> [Exercise requirements] Set all the material down again unchanged, without the pictures.

> [Records for this exercise]
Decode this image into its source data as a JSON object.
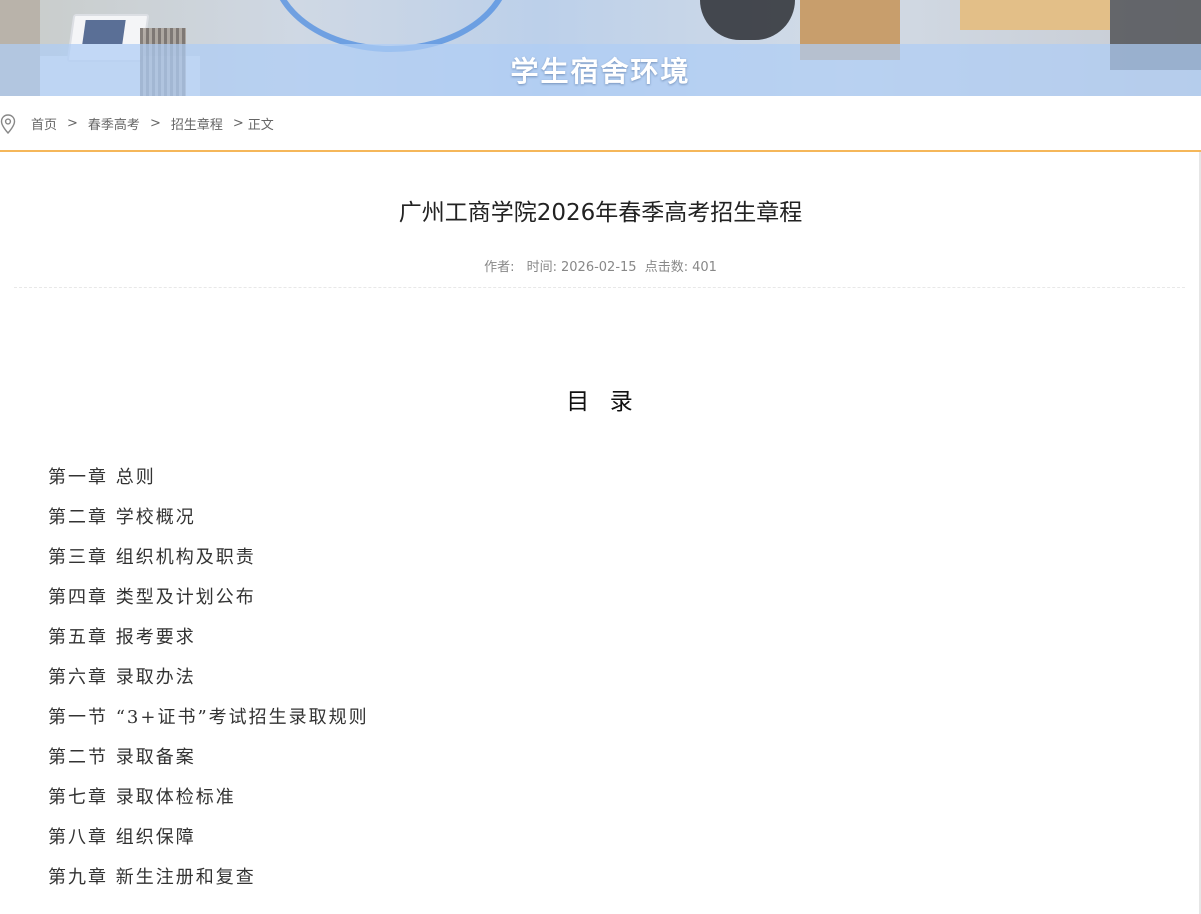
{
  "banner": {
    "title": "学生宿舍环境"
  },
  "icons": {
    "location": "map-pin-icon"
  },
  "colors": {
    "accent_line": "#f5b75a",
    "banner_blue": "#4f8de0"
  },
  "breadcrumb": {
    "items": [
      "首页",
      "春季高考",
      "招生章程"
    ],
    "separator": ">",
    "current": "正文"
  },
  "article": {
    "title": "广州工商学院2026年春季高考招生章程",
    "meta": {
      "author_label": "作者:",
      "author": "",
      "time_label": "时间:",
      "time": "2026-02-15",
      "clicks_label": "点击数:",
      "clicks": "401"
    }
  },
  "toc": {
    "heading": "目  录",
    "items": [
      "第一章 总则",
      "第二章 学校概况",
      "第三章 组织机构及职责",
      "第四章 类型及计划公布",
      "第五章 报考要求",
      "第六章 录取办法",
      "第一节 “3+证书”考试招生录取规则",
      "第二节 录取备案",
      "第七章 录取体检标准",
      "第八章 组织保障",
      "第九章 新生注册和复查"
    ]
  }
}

> [Final answer]
Decode this image into its source data as a JSON object.
{
  "banner": {
    "title": "学生宿舍环境"
  },
  "icons": {
    "location": "map-pin-icon"
  },
  "colors": {
    "accent_line": "#f5b75a",
    "banner_blue": "#4f8de0"
  },
  "breadcrumb": {
    "items": [
      "首页",
      "春季高考",
      "招生章程"
    ],
    "separator": ">",
    "current": "正文"
  },
  "article": {
    "title": "广州工商学院2026年春季高考招生章程",
    "meta": {
      "author_label": "作者:",
      "author": "",
      "time_label": "时间:",
      "time": "2026-02-15",
      "clicks_label": "点击数:",
      "clicks": "401"
    }
  },
  "toc": {
    "heading": "目  录",
    "items": [
      "第一章 总则",
      "第二章 学校概况",
      "第三章 组织机构及职责",
      "第四章 类型及计划公布",
      "第五章 报考要求",
      "第六章 录取办法",
      "第一节 “3+证书”考试招生录取规则",
      "第二节 录取备案",
      "第七章 录取体检标准",
      "第八章 组织保障",
      "第九章 新生注册和复查"
    ]
  }
}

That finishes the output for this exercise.